• _Excerpted data_:
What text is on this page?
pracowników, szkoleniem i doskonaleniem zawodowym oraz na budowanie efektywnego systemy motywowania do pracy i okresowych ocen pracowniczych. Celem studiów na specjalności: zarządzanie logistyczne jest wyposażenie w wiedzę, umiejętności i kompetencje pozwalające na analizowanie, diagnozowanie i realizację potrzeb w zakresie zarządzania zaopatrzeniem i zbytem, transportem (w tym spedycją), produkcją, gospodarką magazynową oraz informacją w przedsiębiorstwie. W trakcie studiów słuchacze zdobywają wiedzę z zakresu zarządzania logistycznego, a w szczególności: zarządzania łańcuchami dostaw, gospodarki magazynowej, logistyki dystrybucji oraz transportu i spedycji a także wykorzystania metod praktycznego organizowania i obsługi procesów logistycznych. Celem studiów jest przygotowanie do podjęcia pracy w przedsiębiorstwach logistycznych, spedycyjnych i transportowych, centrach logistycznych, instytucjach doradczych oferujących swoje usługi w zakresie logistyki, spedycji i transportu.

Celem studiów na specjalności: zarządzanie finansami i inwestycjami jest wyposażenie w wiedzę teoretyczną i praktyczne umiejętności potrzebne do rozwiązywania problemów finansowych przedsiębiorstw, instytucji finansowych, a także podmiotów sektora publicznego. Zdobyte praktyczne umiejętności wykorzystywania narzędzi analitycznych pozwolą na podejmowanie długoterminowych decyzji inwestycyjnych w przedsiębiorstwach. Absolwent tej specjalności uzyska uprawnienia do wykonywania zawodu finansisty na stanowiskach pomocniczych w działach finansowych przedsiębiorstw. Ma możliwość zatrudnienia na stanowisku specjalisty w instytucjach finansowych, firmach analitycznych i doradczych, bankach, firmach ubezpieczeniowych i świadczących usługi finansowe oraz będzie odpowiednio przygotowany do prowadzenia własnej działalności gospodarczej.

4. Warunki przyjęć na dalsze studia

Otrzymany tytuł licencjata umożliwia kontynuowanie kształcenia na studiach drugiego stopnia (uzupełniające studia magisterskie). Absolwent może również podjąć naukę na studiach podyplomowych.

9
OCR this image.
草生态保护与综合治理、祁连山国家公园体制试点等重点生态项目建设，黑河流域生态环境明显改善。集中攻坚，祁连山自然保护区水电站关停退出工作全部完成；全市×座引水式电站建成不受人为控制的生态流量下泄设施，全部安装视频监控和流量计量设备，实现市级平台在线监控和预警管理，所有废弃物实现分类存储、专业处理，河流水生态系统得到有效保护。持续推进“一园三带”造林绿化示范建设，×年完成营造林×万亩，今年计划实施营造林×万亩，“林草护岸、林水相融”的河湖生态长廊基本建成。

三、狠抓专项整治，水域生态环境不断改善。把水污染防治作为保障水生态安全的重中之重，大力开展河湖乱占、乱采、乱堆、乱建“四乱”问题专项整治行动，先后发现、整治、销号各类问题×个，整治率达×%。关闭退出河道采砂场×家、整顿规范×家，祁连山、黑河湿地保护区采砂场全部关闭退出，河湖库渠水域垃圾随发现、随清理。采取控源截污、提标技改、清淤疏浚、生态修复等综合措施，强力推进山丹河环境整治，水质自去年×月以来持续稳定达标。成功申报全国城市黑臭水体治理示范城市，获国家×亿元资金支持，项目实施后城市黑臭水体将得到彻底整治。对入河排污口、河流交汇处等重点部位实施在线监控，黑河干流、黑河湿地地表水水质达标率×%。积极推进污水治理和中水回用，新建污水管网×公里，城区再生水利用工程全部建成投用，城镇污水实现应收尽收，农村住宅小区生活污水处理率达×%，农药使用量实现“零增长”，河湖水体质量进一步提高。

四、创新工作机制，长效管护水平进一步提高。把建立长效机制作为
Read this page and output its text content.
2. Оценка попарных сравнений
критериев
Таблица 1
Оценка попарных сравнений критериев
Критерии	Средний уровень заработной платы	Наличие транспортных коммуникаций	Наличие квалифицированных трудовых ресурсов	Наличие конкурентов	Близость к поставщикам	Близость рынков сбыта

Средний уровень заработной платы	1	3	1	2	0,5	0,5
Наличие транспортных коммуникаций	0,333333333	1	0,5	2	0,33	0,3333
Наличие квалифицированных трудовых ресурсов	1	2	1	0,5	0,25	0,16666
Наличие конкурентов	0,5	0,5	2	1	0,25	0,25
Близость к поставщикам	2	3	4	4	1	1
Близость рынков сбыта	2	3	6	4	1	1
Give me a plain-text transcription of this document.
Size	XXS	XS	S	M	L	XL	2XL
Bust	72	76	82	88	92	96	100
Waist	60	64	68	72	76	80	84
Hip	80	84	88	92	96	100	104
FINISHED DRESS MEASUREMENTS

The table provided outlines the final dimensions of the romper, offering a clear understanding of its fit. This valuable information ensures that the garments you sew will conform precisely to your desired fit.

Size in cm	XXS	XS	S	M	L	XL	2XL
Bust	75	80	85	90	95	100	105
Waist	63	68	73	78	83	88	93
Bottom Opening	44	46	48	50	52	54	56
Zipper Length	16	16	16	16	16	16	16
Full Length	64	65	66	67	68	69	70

• _Short exercise_: Give an exact copy of all the data shown above.

• _Output for this exercise_:
What text is on this page?
pracowników, szkoleniem i doskonaleniem zawodowym oraz na budowanie efektywnego systemy motywowania do pracy i okresowych ocen pracowniczych. Celem studiów na specjalności: zarządzanie logistyczne jest wyposażenie w wiedzę, umiejętności i kompetencje pozwalające na analizowanie, diagnozowanie i realizację potrzeb w zakresie zarządzania zaopatrzeniem i zbytem, transportem (w tym spedycją), produkcją, gospodarką magazynową oraz informacją w przedsiębiorstwie. W trakcie studiów słuchacze zdobywają wiedzę z zakresu zarządzania logistycznego, a w szczególności: zarządzania łańcuchami dostaw, gospodarki magazynowej, logistyki dystrybucji oraz transportu i spedycji a także wykorzystania metod praktycznego organizowania i obsługi procesów logistycznych. Celem studiów jest przygotowanie do podjęcia pracy w przedsiębiorstwach logistycznych, spedycyjnych i transportowych, centrach logistycznych, instytucjach doradczych oferujących swoje usługi w zakresie logistyki, spedycji i transportu.

Celem studiów na specjalności: zarządzanie finansami i inwestycjami jest wyposażenie w wiedzę teoretyczną i praktyczne umiejętności potrzebne do rozwiązywania problemów finansowych przedsiębiorstw, instytucji finansowych, a także podmiotów sektora publicznego. Zdobyte praktyczne umiejętności wykorzystywania narzędzi analitycznych pozwolą na podejmowanie długoterminowych decyzji inwestycyjnych w przedsiębiorstwach. Absolwent tej specjalności uzyska uprawnienia do wykonywania zawodu finansisty na stanowiskach pomocniczych w działach finansowych przedsiębiorstw. Ma możliwość zatrudnienia na stanowisku specjalisty w instytucjach finansowych, firmach analitycznych i doradczych, bankach, firmach ubezpieczeniowych i świadczących usługi finansowe oraz będzie odpowiednio przygotowany do prowadzenia własnej działalności gospodarczej.

4. Warunki przyjęć na dalsze studia

Otrzymany tytuł licencjata umożliwia kontynuowanie kształcenia na studiach drugiego stopnia (uzupełniające studia magisterskie). Absolwent może również podjąć naukę na studiach podyplomowych.

9
OCR this image.
草生态保护与综合治理、祁连山国家公园体制试点等重点生态项目建设，黑河流域生态环境明显改善。集中攻坚，祁连山自然保护区水电站关停退出工作全部完成；全市×座引水式电站建成不受人为控制的生态流量下泄设施，全部安装视频监控和流量计量设备，实现市级平台在线监控和预警管理，所有废弃物实现分类存储、专业处理，河流水生态系统得到有效保护。持续推进“一园三带”造林绿化示范建设，×年完成营造林×万亩，今年计划实施营造林×万亩，“林草护岸、林水相融”的河湖生态长廊基本建成。

三、狠抓专项整治，水域生态环境不断改善。把水污染防治作为保障水生态安全的重中之重，大力开展河湖乱占、乱采、乱堆、乱建“四乱”问题专项整治行动，先后发现、整治、销号各类问题×个，整治率达×%。关闭退出河道采砂场×家、整顿规范×家，祁连山、黑河湿地保护区采砂场全部关闭退出，河湖库渠水域垃圾随发现、随清理。采取控源截污、提标技改、清淤疏浚、生态修复等综合措施，强力推进山丹河环境整治，水质自去年×月以来持续稳定达标。成功申报全国城市黑臭水体治理示范城市，获国家×亿元资金支持，项目实施后城市黑臭水体将得到彻底整治。对入河排污口、河流交汇处等重点部位实施在线监控，黑河干流、黑河湿地地表水水质达标率×%。积极推进污水治理和中水回用，新建污水管网×公里，城区再生水利用工程全部建成投用，城镇污水实现应收尽收，农村住宅小区生活污水处理率达×%，农药使用量实现“零增长”，河湖水体质量进一步提高。

四、创新工作机制，长效管护水平进一步提高。把建立长效机制作为
Read this page and output its text content.
2. Оценка попарных сравнений
критериев
Таблица 1
Оценка попарных сравнений критериев
Критерии	Средний уровень заработной платы	Наличие транспортных коммуникаций	Наличие квалифицированных трудовых ресурсов	Наличие конкурентов	Близость к поставщикам	Близость рынков сбыта

Средний уровень заработной платы	1	3	1	2	0,5	0,5
Наличие транспортных коммуникаций	0,333333333	1	0,5	2	0,33	0,3333
Наличие квалифицированных трудовых ресурсов	1	2	1	0,5	0,25	0,16666
Наличие конкурентов	0,5	0,5	2	1	0,25	0,25
Близость к поставщикам	2	3	4	4	1	1
Близость рынков сбыта	2	3	6	4	1	1
Give me a plain-text transcription of this document.
Size	XXS	XS	S	M	L	XL	2XL
Bust	72	76	82	88	92	96	100
Waist	60	64	68	72	76	80	84
Hip	80	84	88	92	96	100	104
FINISHED DRESS MEASUREMENTS

The table provided outlines the final dimensions of the romper, offering a clear understanding of its fit. This valuable information ensures that the garments you sew will conform precisely to your desired fit.

Size in cm	XXS	XS	S	M	L	XL	2XL
Bust	75	80	85	90	95	100	105
Waist	63	68	73	78	83	88	93
Bottom Opening	44	46	48	50	52	54	56
Zipper Length	16	16	16	16	16	16	16
Full Length	64	65	66	67	68	69	70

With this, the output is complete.